● **Task inputs**
============

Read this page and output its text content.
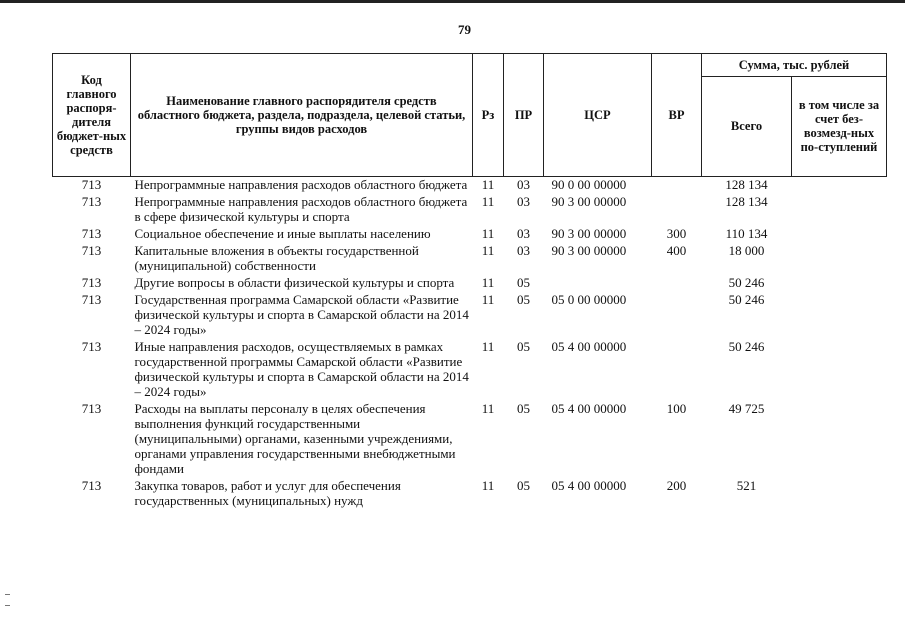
79
Код главного распоря-дителя бюджет-ных средств	Наименование главного распорядителя средств областного бюджета, раздела, подраздела, целевой статьи, группы видов расходов	Рз	ПР	ЦСР	ВР	Сумма, тыс. рублей	
						Всего	в том числе за счет без-возмезд-ных по-ступлений
713	Непрограммные направления расходов областного бюджета	11	03	90 0 00 00000		128 134	
713	Непрограммные направления расходов областного бюджета в сфере физической культуры и спорта	11	03	90 3 00 00000		128 134	
713	Социальное обеспечение и иные выплаты населению	11	03	90 3 00 00000	300	110 134	
713	Капитальные вложения в объекты государственной (муниципальной) собственности	11	03	90 3 00 00000	400	18 000	
713	Другие вопросы в области физической культуры и спорта	11	05			50 246	
713	Государственная программа Самарской области «Развитие физической культуры и спорта в Самарской области на 2014 – 2024 годы»	11	05	05 0 00 00000		50 246	
713	Иные направления расходов, осуществляемых в рамках государственной программы Самарской области «Развитие физической культуры и спорта в Самарской области на 2014 – 2024 годы»	11	05	05 4 00 00000		50 246	
713	Расходы на выплаты персоналу в целях обеспечения выполнения функций государственными (муниципальными) органами, казенными учреждениями, органами управления государственными внебюджетными фондами	11	05	05 4 00 00000	100	49 725	
713	Закупка товаров, работ и услуг для обеспечения государственных (муниципальных) нужд	11	05	05 4 00 00000	200	521	
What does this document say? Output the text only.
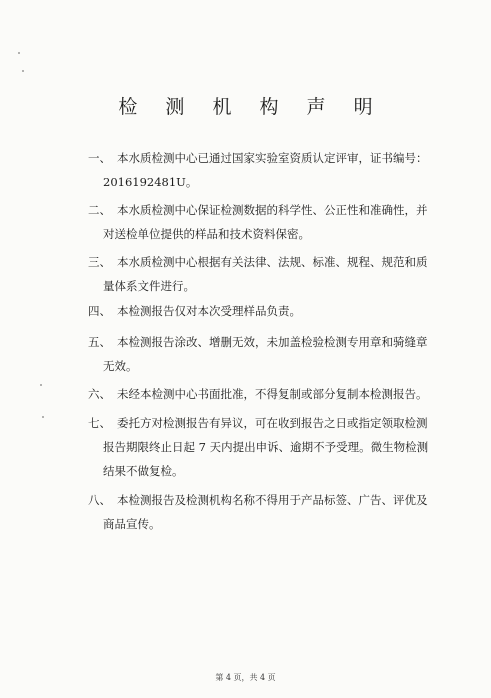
检 测 机 构 声 明
一、 本水质检测中心已通过国家实验室资质认定评审，证书编号：
2016192481U。
二、 本水质检测中心保证检测数据的科学性、公正性和准确性，并
对送检单位提供的样品和技术资料保密。
三、 本水质检测中心根据有关法律、法规、标准、规程、规范和质
量体系文件进行。
四、 本检测报告仅对本次受理样品负责。
五、 本检测报告涂改、增删无效，未加盖检验检测专用章和骑缝章
无效。
六、 未经本检测中心书面批准，不得复制或部分复制本检测报告。
七、 委托方对检测报告有异议，可在收到报告之日或指定领取检测
报告期限终止日起 7 天内提出申诉、逾期不予受理。微生物检测
结果不做复检。
八、 本检测报告及检测机构名称不得用于产品标签、广告、评优及
商品宣传。
第 4 页，共 4 页
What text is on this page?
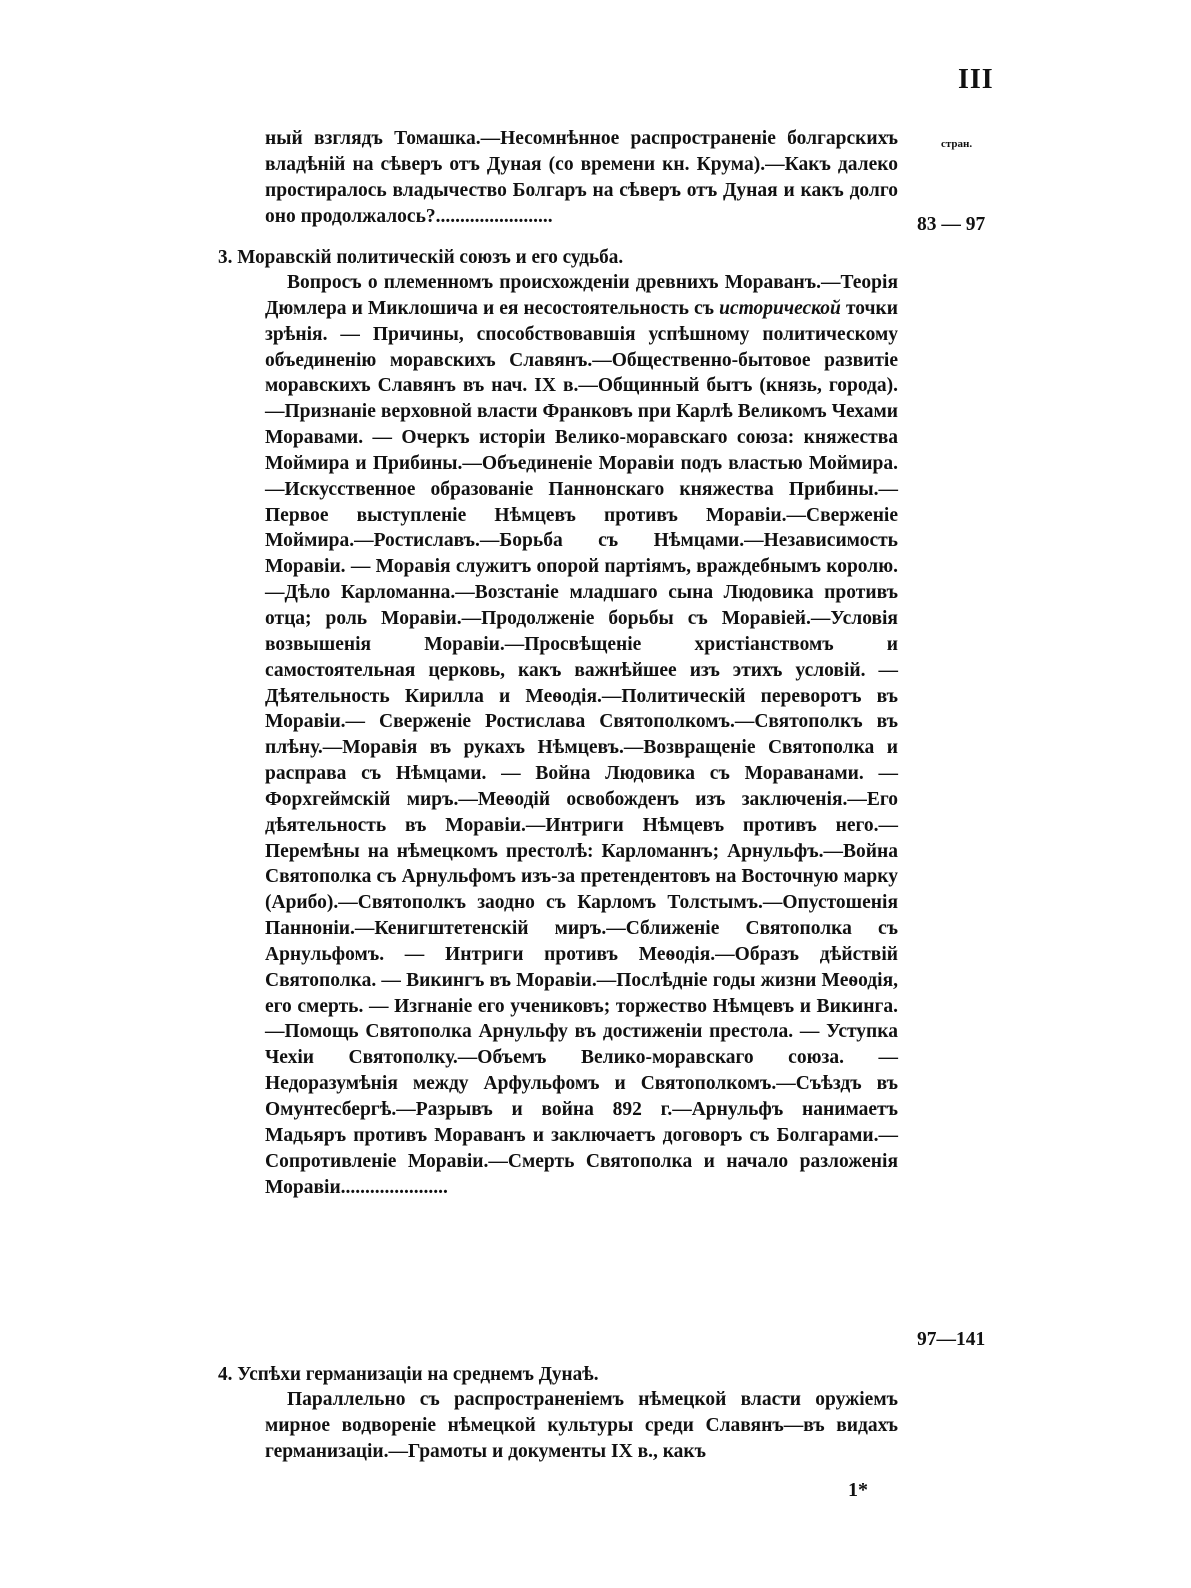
III
стран.

ный взглядъ Томашка.—Несомнѣнное распространеніе болгарскихъ владѣній на сѣверъ отъ Дуная (со времени кн. Крума).—Какъ далеко простиралось владычество Болгаръ на сѣверъ отъ Дуная и какъ долго оно продолжалось?........................	83 — 97
3. Моравскій политическій союзъ и его судьба.

Вопросъ о племенномъ происхожденіи древнихъ Мораванъ.—Теорія Дюмлера и Миклошича и ея несостоятельность съ исторической точки зрѣнія. — Причины, способствовавшія успѣшному политическому объединенію моравскихъ Славянъ.—Общественно-бытовое развитіе моравскихъ Славянъ въ нач. IX в.—Общинный бытъ (князь, города).—Признаніе верховной власти Франковъ при Карлѣ Великомъ Чехами Моравами. — Очеркъ исторіи Велико-моравскаго союза: княжества Моймира и Прибины.—Объединеніе Моравіи подъ властью Моймира.—Искусственное образованіе Паннонскаго княжества Прибины.—Первое выступленіе Нѣмцевъ противъ Моравіи.—Сверженіе Моймира.—Ростиславъ.—Борьба съ Нѣмцами.—Независимость Моравіи. — Моравія служитъ опорой партіямъ, враждебнымъ королю.—Дѣло Карломанна.—Возстаніе младшаго сына Людовика противъ отца; роль Моравіи.—Продолженіе борьбы съ Моравіей.—Условія возвышенія Моравіи.—Просвѣщеніе христіанствомъ и самостоятельная церковь, какъ важнѣйшее изъ этихъ условій. — Дѣятельность Кирилла и Меѳодія.—Политическій переворотъ въ Моравіи.— Сверженіе Ростислава Святополкомъ.—Святополкъ въ плѣну.—Моравія въ рукахъ Нѣмцевъ.—Возвращеніе Святополка и расправа съ Нѣмцами. — Война Людовика съ Мораванами. — Форхгеймскій миръ.—Меѳодій освобожденъ изъ заключенія.—Его дѣятельность въ Моравіи.—Интриги Нѣмцевъ противъ него.—Перемѣны на нѣмецкомъ престолѣ: Карломаннъ; Арнульфъ.—Война Святополка съ Арнульфомъ изъ-за претендентовъ на Восточную марку (Арибо).—Святополкъ заодно съ Карломъ Толстымъ.—Опустошенія Панноніи.—Кенигштетенскій миръ.—Сближеніе Святополка съ Арнульфомъ. — Интриги противъ Меѳодія.—Образъ дѣйствій Святополка. — Викингъ въ Моравіи.—Послѣдніе годы жизни Меѳодія, его смерть. — Изгнаніе его учениковъ; торжество Нѣмцевъ и Викинга.—Помощь Святополка Арнульфу въ достиженіи престола. — Уступка Чехіи Святополку.—Объемъ Велико-моравскаго союза. — Недоразумѣнія между Арфульфомъ и Святополкомъ.—Съѣздъ въ Омунтесбергѣ.—Разрывъ и война 892 г.—Арнульфъ нанимаетъ Мадьяръ противъ Мораванъ и заключаетъ договоръ съ Болгарами.—Сопротивленіе Моравіи.—Смерть Святополка и начало разложенія Моравіи......................

97—141
4. Успѣхи германизаціи на среднемъ Дунаѣ.

Параллельно съ распространеніемъ нѣмецкой власти оружіемъ мирное водвореніе нѣмецкой культуры среди Славянъ—въ видахъ германизаціи.—Грамоты и документы IX в., какъ

1*
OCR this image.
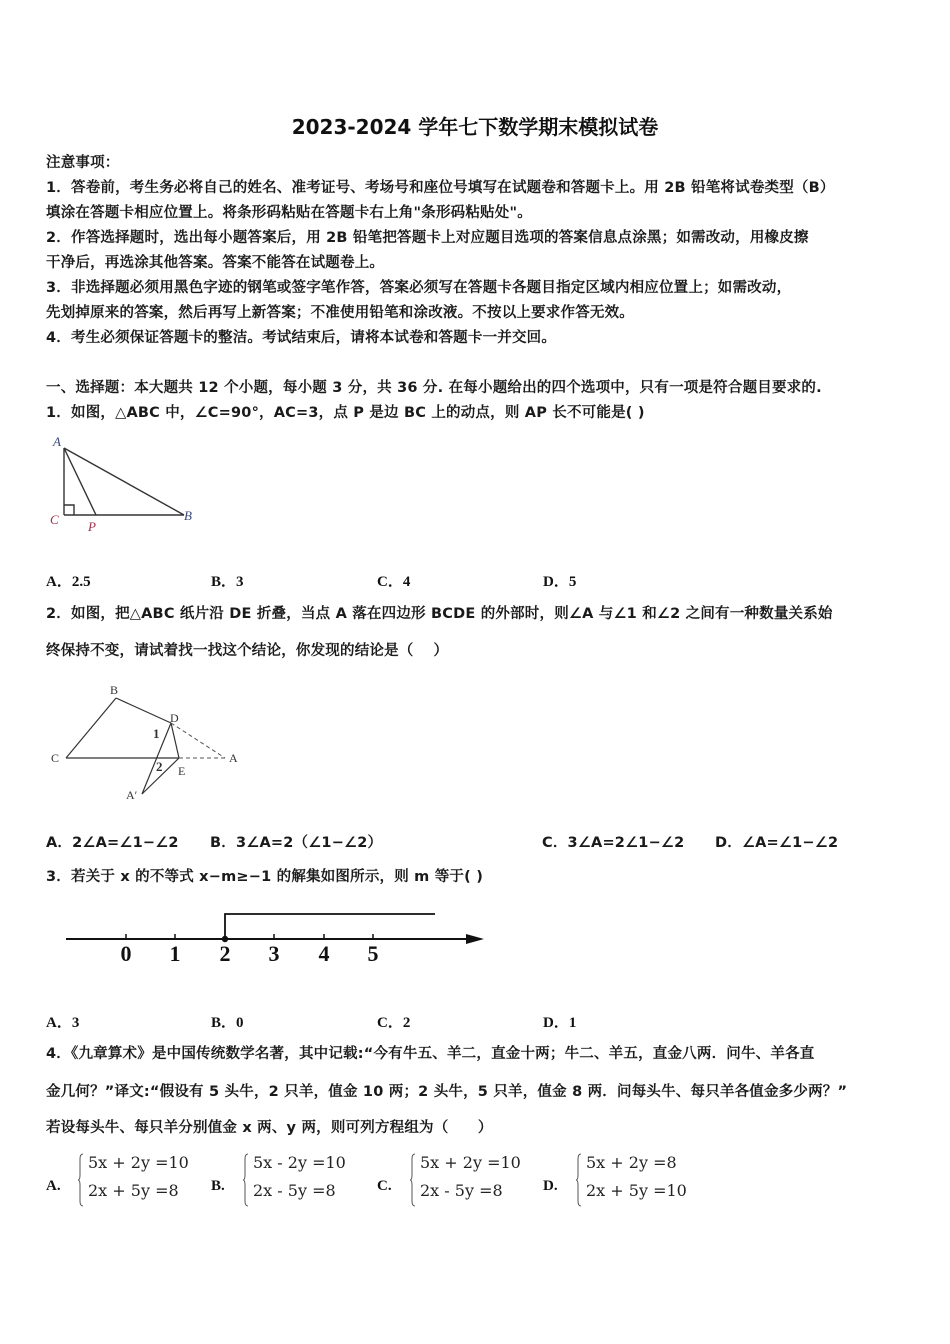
2023-2024 学年七下数学期末模拟试卷
注意事项：
1．答卷前，考生务必将自己的姓名、准考证号、考场号和座位号填写在试题卷和答题卡上。用 2B 铅笔将试卷类型（B）
填涂在答题卡相应位置上。将条形码粘贴在答题卡右上角"条形码粘贴处"。
2．作答选择题时，选出每小题答案后，用 2B 铅笔把答题卡上对应题目选项的答案信息点涂黑；如需改动，用橡皮擦
干净后，再选涂其他答案。答案不能答在试题卷上。
3．非选择题必须用黑色字迹的钢笔或签字笔作答，答案必须写在答题卡各题目指定区域内相应位置上；如需改动，
先划掉原来的答案，然后再写上新答案；不准使用铅笔和涂改液。不按以上要求作答无效。
4．考生必须保证答题卡的整洁。考试结束后，请将本试卷和答题卡一并交回。
一、选择题：本大题共 12 个小题，每小题 3 分，共 36 分. 在每小题给出的四个选项中，只有一项是符合题目要求的.
1．如图，△ABC 中，∠C=90°，AC=3，点 P 是边 BC 上的动点，则 AP 长不可能是( )
A
C P
B
A．2.5	B．3	C．4	D．5
2．如图，把△ABC 纸片沿 DE 折叠，当点 A 落在四边形 BCDE 的外部时，则∠A 与∠1 和∠2 之间有一种数量关系始
终保持不变，请试着找一找这个结论，你发现的结论是（　 ）
B
C
D
E
A
A′
1
2
A．2∠A=∠1−∠2 B．3∠A=2（∠1−∠2）	C．3∠A=2∠1−∠2 D．∠A=∠1−∠2
3．若关于 x 的不等式 x−m≥−1 的解集如图所示，则 m 等于( )
0 1 2 3 4 5
A．3	B．0	C．2	D．1
4．《九章算术》是中国传统数学名著，其中记载:“今有牛五、羊二，直金十两；牛二、羊五，直金八两．问牛、羊各直
金几何？”译文:“假设有 5 头牛，2 只羊，值金 10 两；2 头牛，5 只羊，值金 8 两．问每头牛、每只羊各值金多少两？”
若设每头牛、每只羊分别值金 x 两、y 两，则可列方程组为（　　）
A.
5x + 2y =10
2x + 5y =8 B.
5x - 2y =10
2x - 5y =8	C.
5x + 2y =10
2x - 5y =8	D.
5x + 2y =8
2x + 5y =10
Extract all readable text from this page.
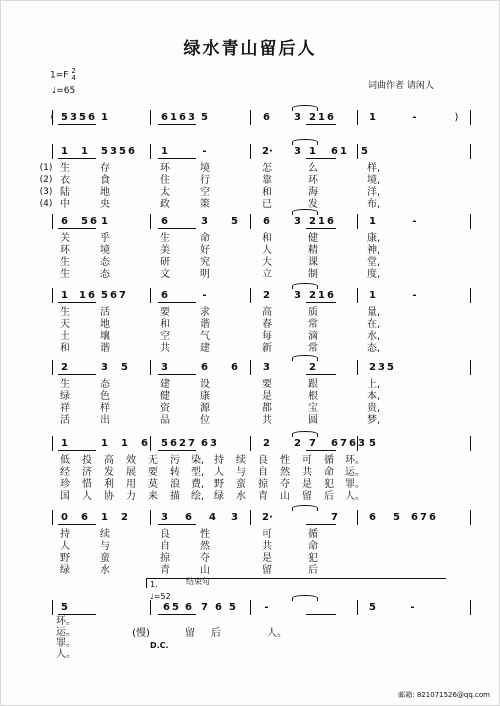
绿水青山留后人
1=F 2
4
♩=65	词曲作者 请闲人
5 3 5 6 1	6 1 6 3 5	6 3 2 1 6	1	-
1 1 5 3 5 6	1	-	2· 3 1 6 1 5
生	存	环	境	怎	么	样,
衣	食	住	行	靠	环	境,
陆	地	太	空	和	海	洋,
中	央	政	策	已	发	布,
6 5 6 1	6	3 5	6 3 2 1 6	1	-
关	乎	生	命	和	健	康,
环	境	美	好	人	精	神,
生	态	研	究	大	课	堂,
生	态	文	明	立	制	度,
1 1 6 5 6 7	6	-	2 3 2 1 6	1	-
生	活	要	求	高	质	量,
天	地	和	谐	春	常	在,
土	壤	空	气	每	滴	水,
和	谐	共	建	新	常	态,
2	3 5	3	6 6	3	2	2 3 5
生	态	建	设	要	跟	上,
绿	色	健	康	是	根	本,
祥	样	资	源	都	宝	贵,
活	出	品	位	共	圆	梦,
1	1 1 6 5 6 2 7 6 3	2 2 7 6 7 6 3 5
低 投 高 效 无 污 染, 持 续 良 性 可 循 环。
经 济 发 展 要 转 型, 人 与 自 然 共 命 运。
珍 惜 利 用 莫 浪 费, 野 蛮 掠 夺 是 犯 罪。
国 人 协 力 来 描 绘, 绿 水 青 山 留 后 人。
0 6 1 2	3 6 4 3 2·	7	6 5 6 7 6
持	续	良	性	可	循
人	与	自	然	共	命
野	蛮	掠	夺	是	犯
绿	水	青	山	留	后
5	6 5 6 7 6 5	-	5	-
环。
运。
罪。
人。
(慢)	留 后	人。
(1)
(2)
(3)
(4)
(	)
1.	结束句
♩=52
D.C.
邮箱: 821071526@qq.com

============

● **Short task**
Output the line containing "Extract all readable text from this page." along with every line after it to the end of the material, exactly as written, but without pictures.

● **The answer**
Extract all readable text from this page.
绿水青山留后人
1=F 2
4
♩=65	词曲作者 请闲人
5 3 5 6 1	6 1 6 3 5	6 3 2 1 6	1	-
1 1 5 3 5 6	1	-	2· 3 1 6 1 5
生	存	环	境	怎	么	样,
衣	食	住	行	靠	环	境,
陆	地	太	空	和	海	洋,
中	央	政	策	已	发	布,
6 5 6 1	6	3 5	6 3 2 1 6	1	-
关	乎	生	命	和	健	康,
环	境	美	好	人	精	神,
生	态	研	究	大	课	堂,
生	态	文	明	立	制	度,
1 1 6 5 6 7	6	-	2 3 2 1 6	1	-
生	活	要	求	高	质	量,
天	地	和	谐	春	常	在,
土	壤	空	气	每	滴	水,
和	谐	共	建	新	常	态,
2	3 5	3	6 6	3	2	2 3 5
生	态	建	设	要	跟	上,
绿	色	健	康	是	根	本,
祥	样	资	源	都	宝	贵,
活	出	品	位	共	圆	梦,
1	1 1 6 5 6 2 7 6 3	2 2 7 6 7 6 3 5
低 投 高 效 无 污 染, 持 续 良 性 可 循 环。
经 济 发 展 要 转 型, 人 与 自 然 共 命 运。
珍 惜 利 用 莫 浪 费, 野 蛮 掠 夺 是 犯 罪。
国 人 协 力 来 描 绘, 绿 水 青 山 留 后 人。
0 6 1 2	3 6 4 3 2·	7	6 5 6 7 6
持	续	良	性	可	循
人	与	自	然	共	命
野	蛮	掠	夺	是	犯
绿	水	青	山	留	后
5	6 5 6 7 6 5	-	5	-
环。
运。
罪。
人。
(慢)	留 后	人。
(1)
(2)
(3)
(4)
(	)
1.	结束句
♩=52
D.C.
邮箱: 821071526@qq.com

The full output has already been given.